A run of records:
::::::::

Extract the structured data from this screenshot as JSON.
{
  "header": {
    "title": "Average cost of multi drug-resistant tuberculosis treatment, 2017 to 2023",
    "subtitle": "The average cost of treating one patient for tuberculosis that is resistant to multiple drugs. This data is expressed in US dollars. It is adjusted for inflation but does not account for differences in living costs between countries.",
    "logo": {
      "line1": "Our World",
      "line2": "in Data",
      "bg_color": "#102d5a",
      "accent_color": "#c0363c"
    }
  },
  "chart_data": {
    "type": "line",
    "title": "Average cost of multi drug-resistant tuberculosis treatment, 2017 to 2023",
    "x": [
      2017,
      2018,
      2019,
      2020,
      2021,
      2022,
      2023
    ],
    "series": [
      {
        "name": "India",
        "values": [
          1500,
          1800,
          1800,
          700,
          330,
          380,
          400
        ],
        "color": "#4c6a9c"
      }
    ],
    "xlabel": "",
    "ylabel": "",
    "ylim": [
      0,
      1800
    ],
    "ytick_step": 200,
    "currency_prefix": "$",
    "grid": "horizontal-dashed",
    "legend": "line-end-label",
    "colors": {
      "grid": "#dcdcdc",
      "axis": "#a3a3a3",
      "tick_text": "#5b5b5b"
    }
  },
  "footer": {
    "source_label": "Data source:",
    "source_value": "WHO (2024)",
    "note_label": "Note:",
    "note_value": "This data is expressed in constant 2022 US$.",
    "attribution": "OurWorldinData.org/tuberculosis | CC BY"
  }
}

::::::::

■ What to produce
Reproduce the listing in full. Keep it exactly as written.

■ In response
Extract the structured data from this screenshot as JSON.
{
  "header": {
    "title": "Average cost of multi drug-resistant tuberculosis treatment, 2017 to 2023",
    "subtitle": "The average cost of treating one patient for tuberculosis that is resistant to multiple drugs. This data is expressed in US dollars. It is adjusted for inflation but does not account for differences in living costs between countries.",
    "logo": {
      "line1": "Our World",
      "line2": "in Data",
      "bg_color": "#102d5a",
      "accent_color": "#c0363c"
    }
  },
  "chart_data": {
    "type": "line",
    "title": "Average cost of multi drug-resistant tuberculosis treatment, 2017 to 2023",
    "x": [
      2017,
      2018,
      2019,
      2020,
      2021,
      2022,
      2023
    ],
    "series": [
      {
        "name": "India",
        "values": [
          1500,
          1800,
          1800,
          700,
          330,
          380,
          400
        ],
        "color": "#4c6a9c"
      }
    ],
    "xlabel": "",
    "ylabel": "",
    "ylim": [
      0,
      1800
    ],
    "ytick_step": 200,
    "currency_prefix": "$",
    "grid": "horizontal-dashed",
    "legend": "line-end-label",
    "colors": {
      "grid": "#dcdcdc",
      "axis": "#a3a3a3",
      "tick_text": "#5b5b5b"
    }
  },
  "footer": {
    "source_label": "Data source:",
    "source_value": "WHO (2024)",
    "note_label": "Note:",
    "note_value": "This data is expressed in constant 2022 US$.",
    "attribution": "OurWorldinData.org/tuberculosis | CC BY"
  }
}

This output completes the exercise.